- Instruction:
Reproduce each record exactly.

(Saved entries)
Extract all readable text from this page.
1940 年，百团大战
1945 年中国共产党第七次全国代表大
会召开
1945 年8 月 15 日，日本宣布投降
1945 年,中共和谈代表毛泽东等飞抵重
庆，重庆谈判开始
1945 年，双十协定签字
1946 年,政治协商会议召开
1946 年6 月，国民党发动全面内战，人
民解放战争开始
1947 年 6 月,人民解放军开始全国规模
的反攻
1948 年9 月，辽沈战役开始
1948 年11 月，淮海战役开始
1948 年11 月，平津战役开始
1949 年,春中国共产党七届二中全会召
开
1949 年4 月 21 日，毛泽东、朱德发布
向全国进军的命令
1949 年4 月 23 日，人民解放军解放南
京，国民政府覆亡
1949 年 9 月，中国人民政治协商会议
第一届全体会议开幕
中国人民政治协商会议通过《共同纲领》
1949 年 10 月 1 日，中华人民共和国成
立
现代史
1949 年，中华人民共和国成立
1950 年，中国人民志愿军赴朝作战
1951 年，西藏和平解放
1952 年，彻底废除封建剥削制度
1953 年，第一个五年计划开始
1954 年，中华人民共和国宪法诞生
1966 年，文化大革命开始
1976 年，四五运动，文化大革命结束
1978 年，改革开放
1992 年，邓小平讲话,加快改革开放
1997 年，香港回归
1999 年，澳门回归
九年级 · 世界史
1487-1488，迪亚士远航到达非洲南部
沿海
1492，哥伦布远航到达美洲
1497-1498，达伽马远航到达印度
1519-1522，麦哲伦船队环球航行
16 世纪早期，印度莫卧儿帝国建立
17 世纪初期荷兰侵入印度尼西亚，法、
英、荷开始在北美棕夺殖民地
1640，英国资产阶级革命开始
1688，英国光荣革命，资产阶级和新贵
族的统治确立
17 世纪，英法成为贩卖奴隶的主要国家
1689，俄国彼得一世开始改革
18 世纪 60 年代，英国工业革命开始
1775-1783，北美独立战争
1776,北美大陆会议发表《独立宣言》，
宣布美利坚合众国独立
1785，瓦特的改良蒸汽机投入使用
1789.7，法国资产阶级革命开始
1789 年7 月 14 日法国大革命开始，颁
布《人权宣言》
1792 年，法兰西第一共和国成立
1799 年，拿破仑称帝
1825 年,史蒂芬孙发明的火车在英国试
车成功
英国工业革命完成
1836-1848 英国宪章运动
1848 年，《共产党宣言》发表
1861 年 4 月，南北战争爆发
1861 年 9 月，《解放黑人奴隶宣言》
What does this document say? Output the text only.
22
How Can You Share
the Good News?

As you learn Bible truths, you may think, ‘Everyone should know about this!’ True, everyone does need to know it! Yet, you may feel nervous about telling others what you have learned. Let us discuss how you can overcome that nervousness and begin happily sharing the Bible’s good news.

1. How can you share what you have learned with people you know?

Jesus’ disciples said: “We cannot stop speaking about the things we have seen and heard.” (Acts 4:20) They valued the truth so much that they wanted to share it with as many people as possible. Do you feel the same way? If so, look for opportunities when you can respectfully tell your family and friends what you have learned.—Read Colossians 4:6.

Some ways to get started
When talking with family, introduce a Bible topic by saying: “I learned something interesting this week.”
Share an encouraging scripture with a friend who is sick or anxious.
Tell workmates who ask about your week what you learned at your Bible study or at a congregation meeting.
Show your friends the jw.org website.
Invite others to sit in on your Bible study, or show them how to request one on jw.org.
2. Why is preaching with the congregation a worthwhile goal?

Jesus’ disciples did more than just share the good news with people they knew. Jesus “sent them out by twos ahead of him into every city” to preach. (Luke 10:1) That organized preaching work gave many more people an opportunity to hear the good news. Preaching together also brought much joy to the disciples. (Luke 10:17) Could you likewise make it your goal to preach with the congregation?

- Response to the exercise:
Extract all readable text from this page.
1940 年，百团大战
1945 年中国共产党第七次全国代表大
会召开
1945 年8 月 15 日，日本宣布投降
1945 年,中共和谈代表毛泽东等飞抵重
庆，重庆谈判开始
1945 年，双十协定签字
1946 年,政治协商会议召开
1946 年6 月，国民党发动全面内战，人
民解放战争开始
1947 年 6 月,人民解放军开始全国规模
的反攻
1948 年9 月，辽沈战役开始
1948 年11 月，淮海战役开始
1948 年11 月，平津战役开始
1949 年,春中国共产党七届二中全会召
开
1949 年4 月 21 日，毛泽东、朱德发布
向全国进军的命令
1949 年4 月 23 日，人民解放军解放南
京，国民政府覆亡
1949 年 9 月，中国人民政治协商会议
第一届全体会议开幕
中国人民政治协商会议通过《共同纲领》
1949 年 10 月 1 日，中华人民共和国成
立
现代史
1949 年，中华人民共和国成立
1950 年，中国人民志愿军赴朝作战
1951 年，西藏和平解放
1952 年，彻底废除封建剥削制度
1953 年，第一个五年计划开始
1954 年，中华人民共和国宪法诞生
1966 年，文化大革命开始
1976 年，四五运动，文化大革命结束
1978 年，改革开放
1992 年，邓小平讲话,加快改革开放
1997 年，香港回归
1999 年，澳门回归
九年级 · 世界史
1487-1488，迪亚士远航到达非洲南部
沿海
1492，哥伦布远航到达美洲
1497-1498，达伽马远航到达印度
1519-1522，麦哲伦船队环球航行
16 世纪早期，印度莫卧儿帝国建立
17 世纪初期荷兰侵入印度尼西亚，法、
英、荷开始在北美棕夺殖民地
1640，英国资产阶级革命开始
1688，英国光荣革命，资产阶级和新贵
族的统治确立
17 世纪，英法成为贩卖奴隶的主要国家
1689，俄国彼得一世开始改革
18 世纪 60 年代，英国工业革命开始
1775-1783，北美独立战争
1776,北美大陆会议发表《独立宣言》，
宣布美利坚合众国独立
1785，瓦特的改良蒸汽机投入使用
1789.7，法国资产阶级革命开始
1789 年7 月 14 日法国大革命开始，颁
布《人权宣言》
1792 年，法兰西第一共和国成立
1799 年，拿破仑称帝
1825 年,史蒂芬孙发明的火车在英国试
车成功
英国工业革命完成
1836-1848 英国宪章运动
1848 年，《共产党宣言》发表
1861 年 4 月，南北战争爆发
1861 年 9 月，《解放黑人奴隶宣言》
What does this document say? Output the text only.
22
How Can You Share
the Good News?

As you learn Bible truths, you may think, ‘Everyone should know about this!’ True, everyone does need to know it! Yet, you may feel nervous about telling others what you have learned. Let us discuss how you can overcome that nervousness and begin happily sharing the Bible’s good news.

1. How can you share what you have learned with people you know?

Jesus’ disciples said: “We cannot stop speaking about the things we have seen and heard.” (Acts 4:20) They valued the truth so much that they wanted to share it with as many people as possible. Do you feel the same way? If so, look for opportunities when you can respectfully tell your family and friends what you have learned.—Read Colossians 4:6.

Some ways to get started
When talking with family, introduce a Bible topic by saying: “I learned something interesting this week.”
Share an encouraging scripture with a friend who is sick or anxious.
Tell workmates who ask about your week what you learned at your Bible study or at a congregation meeting.
Show your friends the jw.org website.
Invite others to sit in on your Bible study, or show them how to request one on jw.org.
2. Why is preaching with the congregation a worthwhile goal?

Jesus’ disciples did more than just share the good news with people they knew. Jesus “sent them out by twos ahead of him into every city” to preach. (Luke 10:1) That organized preaching work gave many more people an opportunity to hear the good news. Preaching together also brought much joy to the disciples. (Luke 10:17) Could you likewise make it your goal to preach with the congregation?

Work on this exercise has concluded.